What you are asked to do ->
Repeat all of the records verbatim.

Dataset entries:

⟨

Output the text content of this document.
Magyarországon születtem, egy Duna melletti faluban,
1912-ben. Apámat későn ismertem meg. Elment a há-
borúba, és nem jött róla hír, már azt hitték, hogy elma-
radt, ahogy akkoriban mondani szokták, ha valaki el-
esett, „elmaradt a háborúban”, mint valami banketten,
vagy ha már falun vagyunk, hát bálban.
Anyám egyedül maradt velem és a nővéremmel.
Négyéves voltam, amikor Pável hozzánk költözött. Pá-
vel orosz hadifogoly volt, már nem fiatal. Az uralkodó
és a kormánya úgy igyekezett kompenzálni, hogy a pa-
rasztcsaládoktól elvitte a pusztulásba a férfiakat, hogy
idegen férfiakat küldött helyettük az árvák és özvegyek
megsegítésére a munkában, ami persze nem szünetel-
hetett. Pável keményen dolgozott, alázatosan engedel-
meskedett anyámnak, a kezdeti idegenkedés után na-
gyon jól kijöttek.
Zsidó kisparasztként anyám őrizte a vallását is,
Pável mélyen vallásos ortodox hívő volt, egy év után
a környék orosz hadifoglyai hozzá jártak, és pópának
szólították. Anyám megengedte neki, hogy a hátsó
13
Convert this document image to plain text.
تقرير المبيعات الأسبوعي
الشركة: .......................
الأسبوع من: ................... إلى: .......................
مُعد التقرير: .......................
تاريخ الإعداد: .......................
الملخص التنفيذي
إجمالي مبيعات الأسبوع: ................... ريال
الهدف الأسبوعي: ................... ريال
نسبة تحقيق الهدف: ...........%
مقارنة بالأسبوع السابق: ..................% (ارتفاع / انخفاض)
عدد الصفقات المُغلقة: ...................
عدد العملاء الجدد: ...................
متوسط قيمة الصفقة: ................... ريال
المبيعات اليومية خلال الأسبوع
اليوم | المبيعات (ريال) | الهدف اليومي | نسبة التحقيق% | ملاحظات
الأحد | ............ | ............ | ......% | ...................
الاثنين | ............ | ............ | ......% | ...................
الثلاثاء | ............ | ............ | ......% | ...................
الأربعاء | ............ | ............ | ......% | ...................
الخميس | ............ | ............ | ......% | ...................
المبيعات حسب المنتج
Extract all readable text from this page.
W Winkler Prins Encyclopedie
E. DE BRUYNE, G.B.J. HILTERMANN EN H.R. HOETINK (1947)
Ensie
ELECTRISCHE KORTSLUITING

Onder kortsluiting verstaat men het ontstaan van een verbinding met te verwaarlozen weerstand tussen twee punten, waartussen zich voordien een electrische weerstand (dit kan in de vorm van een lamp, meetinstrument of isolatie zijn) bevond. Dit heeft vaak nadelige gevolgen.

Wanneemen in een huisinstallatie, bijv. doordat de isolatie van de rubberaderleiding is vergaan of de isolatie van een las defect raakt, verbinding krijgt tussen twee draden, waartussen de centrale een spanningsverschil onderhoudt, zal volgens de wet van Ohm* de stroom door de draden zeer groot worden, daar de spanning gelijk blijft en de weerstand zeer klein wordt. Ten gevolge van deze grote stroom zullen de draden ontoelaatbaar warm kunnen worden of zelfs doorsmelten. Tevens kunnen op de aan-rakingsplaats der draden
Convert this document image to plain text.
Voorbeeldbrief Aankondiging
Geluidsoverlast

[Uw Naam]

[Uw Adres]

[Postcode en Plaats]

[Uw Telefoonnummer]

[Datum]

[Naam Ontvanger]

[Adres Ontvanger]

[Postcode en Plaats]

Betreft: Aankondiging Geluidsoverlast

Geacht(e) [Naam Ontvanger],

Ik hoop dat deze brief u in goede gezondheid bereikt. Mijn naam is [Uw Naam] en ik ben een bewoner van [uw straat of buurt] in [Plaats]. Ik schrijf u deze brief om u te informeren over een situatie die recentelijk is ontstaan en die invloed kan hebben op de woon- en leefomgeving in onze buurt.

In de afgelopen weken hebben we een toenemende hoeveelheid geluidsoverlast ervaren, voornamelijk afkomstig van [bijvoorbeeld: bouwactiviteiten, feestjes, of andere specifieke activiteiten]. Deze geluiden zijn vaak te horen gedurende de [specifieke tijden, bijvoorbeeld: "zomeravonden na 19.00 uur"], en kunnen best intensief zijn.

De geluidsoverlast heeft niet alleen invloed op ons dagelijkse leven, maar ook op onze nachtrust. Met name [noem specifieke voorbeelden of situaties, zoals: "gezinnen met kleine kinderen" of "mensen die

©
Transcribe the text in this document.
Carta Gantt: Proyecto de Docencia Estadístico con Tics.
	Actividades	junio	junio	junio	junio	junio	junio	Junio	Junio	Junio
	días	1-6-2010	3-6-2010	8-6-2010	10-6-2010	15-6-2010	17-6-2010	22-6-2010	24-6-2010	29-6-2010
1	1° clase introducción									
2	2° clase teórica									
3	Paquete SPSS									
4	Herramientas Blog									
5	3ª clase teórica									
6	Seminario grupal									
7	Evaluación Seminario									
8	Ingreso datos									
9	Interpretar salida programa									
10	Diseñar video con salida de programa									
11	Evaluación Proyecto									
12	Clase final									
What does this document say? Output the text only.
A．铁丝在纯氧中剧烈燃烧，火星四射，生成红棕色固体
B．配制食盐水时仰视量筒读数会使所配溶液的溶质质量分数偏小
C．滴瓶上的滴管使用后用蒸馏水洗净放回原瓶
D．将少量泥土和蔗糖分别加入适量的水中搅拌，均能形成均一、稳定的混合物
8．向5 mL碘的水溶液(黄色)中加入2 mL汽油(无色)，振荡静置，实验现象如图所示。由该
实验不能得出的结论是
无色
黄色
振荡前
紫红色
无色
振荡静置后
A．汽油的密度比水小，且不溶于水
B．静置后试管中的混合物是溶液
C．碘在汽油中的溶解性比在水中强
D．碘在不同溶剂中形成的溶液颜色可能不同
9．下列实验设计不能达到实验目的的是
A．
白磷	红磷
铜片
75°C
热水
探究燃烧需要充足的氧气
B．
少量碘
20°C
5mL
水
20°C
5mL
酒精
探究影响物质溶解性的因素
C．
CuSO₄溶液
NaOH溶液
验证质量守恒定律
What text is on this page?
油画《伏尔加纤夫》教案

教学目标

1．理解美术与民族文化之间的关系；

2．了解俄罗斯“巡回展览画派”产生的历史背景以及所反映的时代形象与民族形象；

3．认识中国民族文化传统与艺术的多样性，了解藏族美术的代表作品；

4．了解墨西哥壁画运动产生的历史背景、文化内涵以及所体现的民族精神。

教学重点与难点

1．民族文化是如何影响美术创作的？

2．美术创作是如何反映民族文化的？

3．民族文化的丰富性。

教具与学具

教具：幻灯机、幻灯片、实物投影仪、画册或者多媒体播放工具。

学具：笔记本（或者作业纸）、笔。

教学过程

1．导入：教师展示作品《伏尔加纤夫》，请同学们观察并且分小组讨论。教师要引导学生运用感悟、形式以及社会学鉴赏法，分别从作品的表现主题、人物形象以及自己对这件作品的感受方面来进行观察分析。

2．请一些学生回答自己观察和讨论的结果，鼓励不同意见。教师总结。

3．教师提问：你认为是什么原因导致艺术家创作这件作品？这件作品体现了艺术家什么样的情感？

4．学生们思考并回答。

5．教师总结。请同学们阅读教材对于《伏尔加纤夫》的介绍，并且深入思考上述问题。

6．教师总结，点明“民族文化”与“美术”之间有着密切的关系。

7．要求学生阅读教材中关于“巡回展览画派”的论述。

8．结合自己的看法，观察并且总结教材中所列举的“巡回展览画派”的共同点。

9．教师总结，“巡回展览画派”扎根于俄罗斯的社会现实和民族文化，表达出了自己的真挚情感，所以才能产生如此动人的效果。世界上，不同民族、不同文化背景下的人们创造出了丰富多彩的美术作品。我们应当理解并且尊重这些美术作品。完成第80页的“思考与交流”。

⟩

Answer to the task ->
Output the text content of this document.
Magyarországon születtem, egy Duna melletti faluban,
1912-ben. Apámat későn ismertem meg. Elment a há-
borúba, és nem jött róla hír, már azt hitték, hogy elma-
radt, ahogy akkoriban mondani szokták, ha valaki el-
esett, „elmaradt a háborúban”, mint valami banketten,
vagy ha már falun vagyunk, hát bálban.
Anyám egyedül maradt velem és a nővéremmel.
Négyéves voltam, amikor Pável hozzánk költözött. Pá-
vel orosz hadifogoly volt, már nem fiatal. Az uralkodó
és a kormánya úgy igyekezett kompenzálni, hogy a pa-
rasztcsaládoktól elvitte a pusztulásba a férfiakat, hogy
idegen férfiakat küldött helyettük az árvák és özvegyek
megsegítésére a munkában, ami persze nem szünetel-
hetett. Pável keményen dolgozott, alázatosan engedel-
meskedett anyámnak, a kezdeti idegenkedés után na-
gyon jól kijöttek.
Zsidó kisparasztként anyám őrizte a vallását is,
Pável mélyen vallásos ortodox hívő volt, egy év után
a környék orosz hadifoglyai hozzá jártak, és pópának
szólították. Anyám megengedte neki, hogy a hátsó
13
Convert this document image to plain text.
تقرير المبيعات الأسبوعي
الشركة: .......................
الأسبوع من: ................... إلى: .......................
مُعد التقرير: .......................
تاريخ الإعداد: .......................
الملخص التنفيذي
إجمالي مبيعات الأسبوع: ................... ريال
الهدف الأسبوعي: ................... ريال
نسبة تحقيق الهدف: ...........%
مقارنة بالأسبوع السابق: ..................% (ارتفاع / انخفاض)
عدد الصفقات المُغلقة: ...................
عدد العملاء الجدد: ...................
متوسط قيمة الصفقة: ................... ريال
المبيعات اليومية خلال الأسبوع
اليوم | المبيعات (ريال) | الهدف اليومي | نسبة التحقيق% | ملاحظات
الأحد | ............ | ............ | ......% | ...................
الاثنين | ............ | ............ | ......% | ...................
الثلاثاء | ............ | ............ | ......% | ...................
الأربعاء | ............ | ............ | ......% | ...................
الخميس | ............ | ............ | ......% | ...................
المبيعات حسب المنتج
Extract all readable text from this page.
W Winkler Prins Encyclopedie
E. DE BRUYNE, G.B.J. HILTERMANN EN H.R. HOETINK (1947)
Ensie
ELECTRISCHE KORTSLUITING

Onder kortsluiting verstaat men het ontstaan van een verbinding met te verwaarlozen weerstand tussen twee punten, waartussen zich voordien een electrische weerstand (dit kan in de vorm van een lamp, meetinstrument of isolatie zijn) bevond. Dit heeft vaak nadelige gevolgen.

Wanneemen in een huisinstallatie, bijv. doordat de isolatie van de rubberaderleiding is vergaan of de isolatie van een las defect raakt, verbinding krijgt tussen twee draden, waartussen de centrale een spanningsverschil onderhoudt, zal volgens de wet van Ohm* de stroom door de draden zeer groot worden, daar de spanning gelijk blijft en de weerstand zeer klein wordt. Ten gevolge van deze grote stroom zullen de draden ontoelaatbaar warm kunnen worden of zelfs doorsmelten. Tevens kunnen op de aan-rakingsplaats der draden
Convert this document image to plain text.
Voorbeeldbrief Aankondiging
Geluidsoverlast

[Uw Naam]

[Uw Adres]

[Postcode en Plaats]

[Uw Telefoonnummer]

[Datum]

[Naam Ontvanger]

[Adres Ontvanger]

[Postcode en Plaats]

Betreft: Aankondiging Geluidsoverlast

Geacht(e) [Naam Ontvanger],

Ik hoop dat deze brief u in goede gezondheid bereikt. Mijn naam is [Uw Naam] en ik ben een bewoner van [uw straat of buurt] in [Plaats]. Ik schrijf u deze brief om u te informeren over een situatie die recentelijk is ontstaan en die invloed kan hebben op de woon- en leefomgeving in onze buurt.

In de afgelopen weken hebben we een toenemende hoeveelheid geluidsoverlast ervaren, voornamelijk afkomstig van [bijvoorbeeld: bouwactiviteiten, feestjes, of andere specifieke activiteiten]. Deze geluiden zijn vaak te horen gedurende de [specifieke tijden, bijvoorbeeld: "zomeravonden na 19.00 uur"], en kunnen best intensief zijn.

De geluidsoverlast heeft niet alleen invloed op ons dagelijkse leven, maar ook op onze nachtrust. Met name [noem specifieke voorbeelden of situaties, zoals: "gezinnen met kleine kinderen" of "mensen die

©
Transcribe the text in this document.
Carta Gantt: Proyecto de Docencia Estadístico con Tics.
	Actividades	junio	junio	junio	junio	junio	junio	Junio	Junio	Junio
	días	1-6-2010	3-6-2010	8-6-2010	10-6-2010	15-6-2010	17-6-2010	22-6-2010	24-6-2010	29-6-2010
1	1° clase introducción									
2	2° clase teórica									
3	Paquete SPSS									
4	Herramientas Blog									
5	3ª clase teórica									
6	Seminario grupal									
7	Evaluación Seminario									
8	Ingreso datos									
9	Interpretar salida programa									
10	Diseñar video con salida de programa									
11	Evaluación Proyecto									
12	Clase final									
What does this document say? Output the text only.
A．铁丝在纯氧中剧烈燃烧，火星四射，生成红棕色固体
B．配制食盐水时仰视量筒读数会使所配溶液的溶质质量分数偏小
C．滴瓶上的滴管使用后用蒸馏水洗净放回原瓶
D．将少量泥土和蔗糖分别加入适量的水中搅拌，均能形成均一、稳定的混合物
8．向5 mL碘的水溶液(黄色)中加入2 mL汽油(无色)，振荡静置，实验现象如图所示。由该
实验不能得出的结论是
无色
黄色
振荡前
紫红色
无色
振荡静置后
A．汽油的密度比水小，且不溶于水
B．静置后试管中的混合物是溶液
C．碘在汽油中的溶解性比在水中强
D．碘在不同溶剂中形成的溶液颜色可能不同
9．下列实验设计不能达到实验目的的是
A．
白磷	红磷
铜片
75°C
热水
探究燃烧需要充足的氧气
B．
少量碘
20°C
5mL
水
20°C
5mL
酒精
探究影响物质溶解性的因素
C．
CuSO₄溶液
NaOH溶液
验证质量守恒定律
What text is on this page?
油画《伏尔加纤夫》教案

教学目标

1．理解美术与民族文化之间的关系；

2．了解俄罗斯“巡回展览画派”产生的历史背景以及所反映的时代形象与民族形象；

3．认识中国民族文化传统与艺术的多样性，了解藏族美术的代表作品；

4．了解墨西哥壁画运动产生的历史背景、文化内涵以及所体现的民族精神。

教学重点与难点

1．民族文化是如何影响美术创作的？

2．美术创作是如何反映民族文化的？

3．民族文化的丰富性。

教具与学具

教具：幻灯机、幻灯片、实物投影仪、画册或者多媒体播放工具。

学具：笔记本（或者作业纸）、笔。

教学过程

1．导入：教师展示作品《伏尔加纤夫》，请同学们观察并且分小组讨论。教师要引导学生运用感悟、形式以及社会学鉴赏法，分别从作品的表现主题、人物形象以及自己对这件作品的感受方面来进行观察分析。

2．请一些学生回答自己观察和讨论的结果，鼓励不同意见。教师总结。

3．教师提问：你认为是什么原因导致艺术家创作这件作品？这件作品体现了艺术家什么样的情感？

4．学生们思考并回答。

5．教师总结。请同学们阅读教材对于《伏尔加纤夫》的介绍，并且深入思考上述问题。

6．教师总结，点明“民族文化”与“美术”之间有着密切的关系。

7．要求学生阅读教材中关于“巡回展览画派”的论述。

8．结合自己的看法，观察并且总结教材中所列举的“巡回展览画派”的共同点。

9．教师总结，“巡回展览画派”扎根于俄罗斯的社会现实和民族文化，表达出了自己的真挚情感，所以才能产生如此动人的效果。世界上，不同民族、不同文化背景下的人们创造出了丰富多彩的美术作品。我们应当理解并且尊重这些美术作品。完成第80页的“思考与交流”。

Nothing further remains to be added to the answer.